_PROBLEM DETAILS_: Write out each line of the listing as it stands, without the images.

_SOURCE MATERIAL_:
## start
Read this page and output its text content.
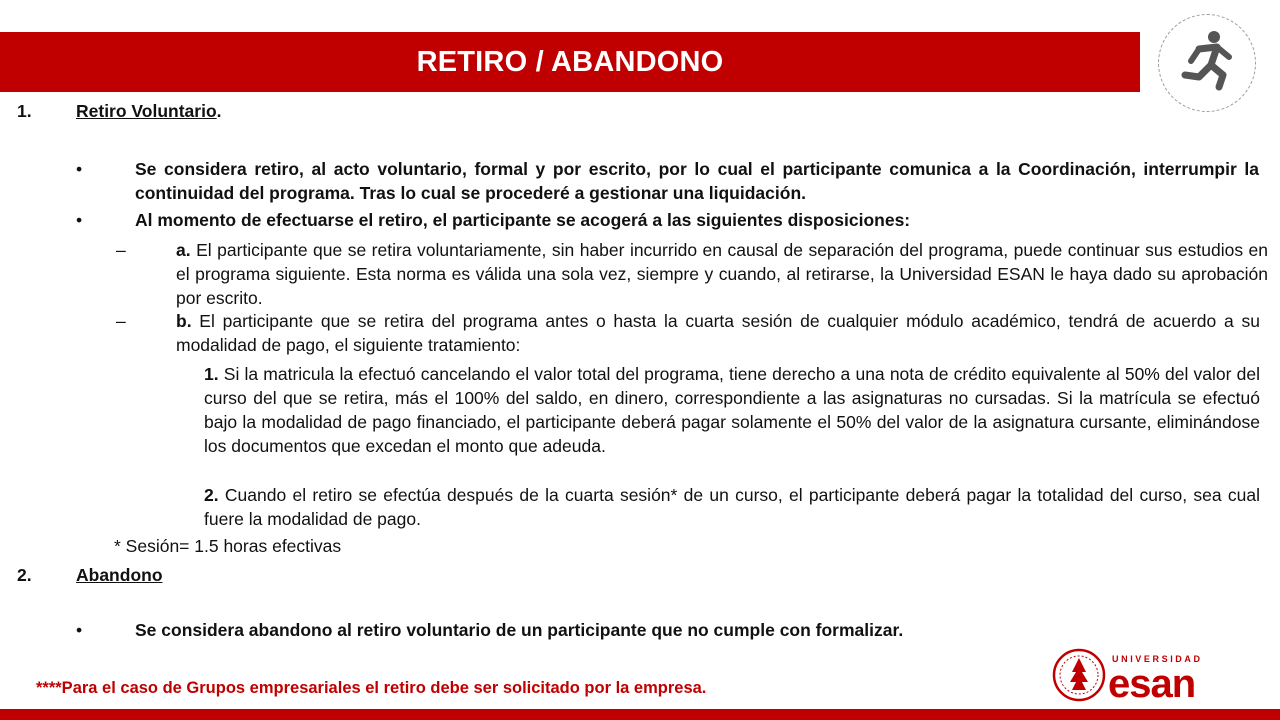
RETIRO / ABANDONO
1.	Retiro Voluntario.
•	Se considera retiro, al acto voluntario, formal y por escrito, por lo cual el participante comunica a la Coordinación, interrumpir la continuidad del programa. Tras lo cual se procederé a gestionar una liquidación.
•	Al momento de efectuarse el retiro, el participante se acogerá a las siguientes disposiciones:
–	a. El participante que se retira voluntariamente, sin haber incurrido en causal de separación del programa, puede continuar sus estudios en el programa siguiente. Esta norma es válida una sola vez, siempre y cuando, al retirarse, la Universidad ESAN le haya dado su aprobación por escrito.
–	b. El participante que se retira del programa antes o hasta la cuarta sesión de cualquier módulo académico, tendrá de acuerdo a su modalidad de pago, el siguiente tratamiento:
1. Si la matricula la efectuó cancelando el valor total del programa, tiene derecho a una nota de crédito equivalente al 50% del valor del curso del que se retira, más el 100% del saldo, en dinero, correspondiente a las asignaturas no cursadas. Si la matrícula se efectuó bajo la modalidad de pago financiado, el participante deberá pagar solamente el 50% del valor de la asignatura cursante, eliminándose los documentos que excedan el monto que adeuda.
2. Cuando el retiro se efectúa después de la cuarta sesión* de un curso, el participante deberá pagar la totalidad del curso, sea cual fuere la modalidad de pago.
* Sesión= 1.5 horas efectivas
2.	Abandono
•	Se considera abandono al retiro voluntario de un participante que no cumple con formalizar.
****Para el caso de Grupos empresariales el retiro debe ser solicitado por la empresa.
UNIVERSIDAD
esan
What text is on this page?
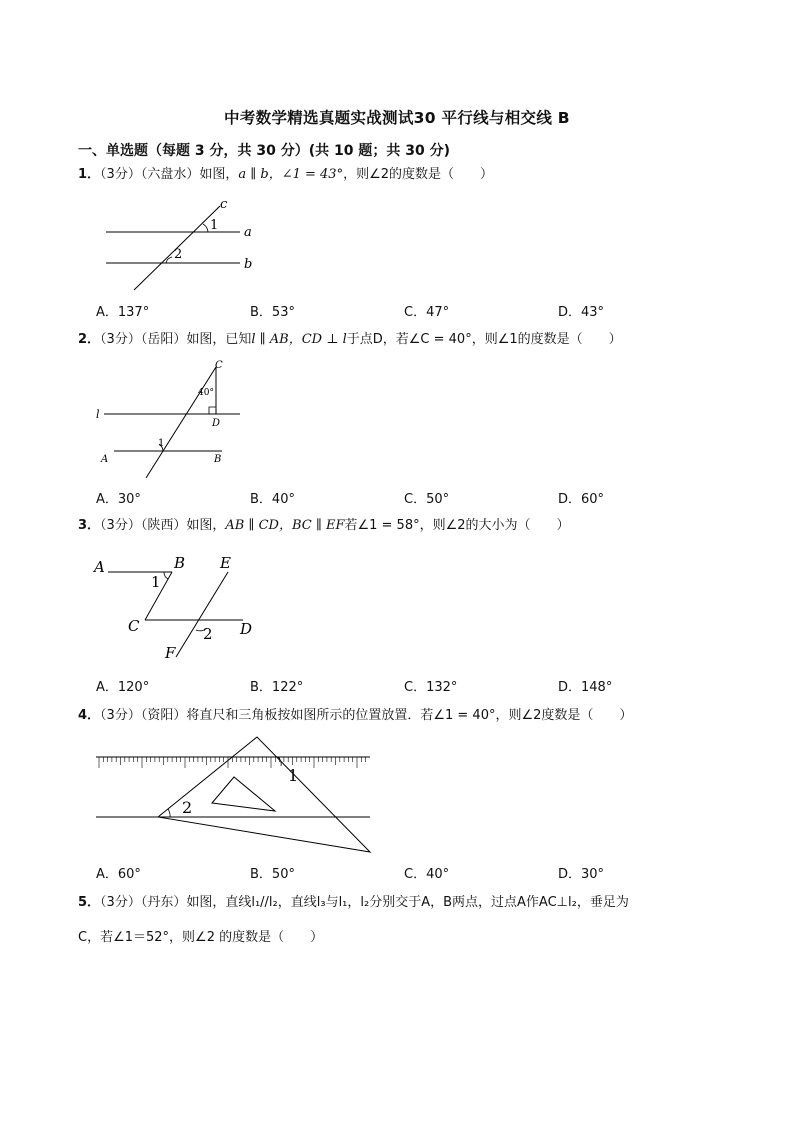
中考数学精选真题实战测试30 平行线与相交线 B
一、单选题（每题 3 分，共 30 分）(共 10 题；共 30 分)
1．（3分）（六盘水）如图，a ∥ b，∠1 = 43°，则∠2的度数是（　　）
c
1 a
2
b
A．137°	B．53°	C．47°	D．43°
2．（3分）（岳阳）如图，已知l ∥ AB，CD ⊥ l于点D，若∠C = 40°，则∠1的度数是（　　）
C
40°
l
D
1
A	B
A．30°	B．40°	C．50°	D．60°
3．（3分）（陕西）如图，AB ∥ CD，BC ∥ EF若∠1 = 58°，则∠2的大小为（　　）
A	B E
1
C	D
2
F
A．120°	B．122°	C．132°	D．148°
4．（3分）（资阳）将直尺和三角板按如图所示的位置放置．若∠1 = 40°，则∠2度数是（　　）
1
2
A．60°	B．50°	C．40°	D．30°
5．（3分）（丹东）如图，直线l₁//l₂，直线l₃与l₁，l₂分别交于A，B两点，过点A作AC⊥l₂，垂足为
C，若∠1＝52°，则∠2 的度数是（　　）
## end
_SOLUTION TO THIS TASK_:
Read this page and output its text content.
RETIRO / ABANDONO
1.	Retiro Voluntario.
•	Se considera retiro, al acto voluntario, formal y por escrito, por lo cual el participante comunica a la Coordinación, interrumpir la continuidad del programa. Tras lo cual se procederé a gestionar una liquidación.
•	Al momento de efectuarse el retiro, el participante se acogerá a las siguientes disposiciones:
–	a. El participante que se retira voluntariamente, sin haber incurrido en causal de separación del programa, puede continuar sus estudios en el programa siguiente. Esta norma es válida una sola vez, siempre y cuando, al retirarse, la Universidad ESAN le haya dado su aprobación por escrito.
–	b. El participante que se retira del programa antes o hasta la cuarta sesión de cualquier módulo académico, tendrá de acuerdo a su modalidad de pago, el siguiente tratamiento:
1. Si la matricula la efectuó cancelando el valor total del programa, tiene derecho a una nota de crédito equivalente al 50% del valor del curso del que se retira, más el 100% del saldo, en dinero, correspondiente a las asignaturas no cursadas. Si la matrícula se efectuó bajo la modalidad de pago financiado, el participante deberá pagar solamente el 50% del valor de la asignatura cursante, eliminándose los documentos que excedan el monto que adeuda.
2. Cuando el retiro se efectúa después de la cuarta sesión* de un curso, el participante deberá pagar la totalidad del curso, sea cual fuere la modalidad de pago.
* Sesión= 1.5 horas efectivas
2.	Abandono
•	Se considera abandono al retiro voluntario de un participante que no cumple con formalizar.
****Para el caso de Grupos empresariales el retiro debe ser solicitado por la empresa.
UNIVERSIDAD
esan
What text is on this page?
中考数学精选真题实战测试30 平行线与相交线 B
一、单选题（每题 3 分，共 30 分）(共 10 题；共 30 分)
1．（3分）（六盘水）如图，a ∥ b，∠1 = 43°，则∠2的度数是（　　）
c
1 a
2
b
A．137°	B．53°	C．47°	D．43°
2．（3分）（岳阳）如图，已知l ∥ AB，CD ⊥ l于点D，若∠C = 40°，则∠1的度数是（　　）
C
40°
l
D
1
A	B
A．30°	B．40°	C．50°	D．60°
3．（3分）（陕西）如图，AB ∥ CD，BC ∥ EF若∠1 = 58°，则∠2的大小为（　　）
A	B E
1
C	D
2
F
A．120°	B．122°	C．132°	D．148°
4．（3分）（资阳）将直尺和三角板按如图所示的位置放置．若∠1 = 40°，则∠2度数是（　　）
1
2
A．60°	B．50°	C．40°	D．30°
5．（3分）（丹东）如图，直线l₁//l₂，直线l₃与l₁，l₂分别交于A，B两点，过点A作AC⊥l₂，垂足为
C，若∠1＝52°，则∠2 的度数是（　　）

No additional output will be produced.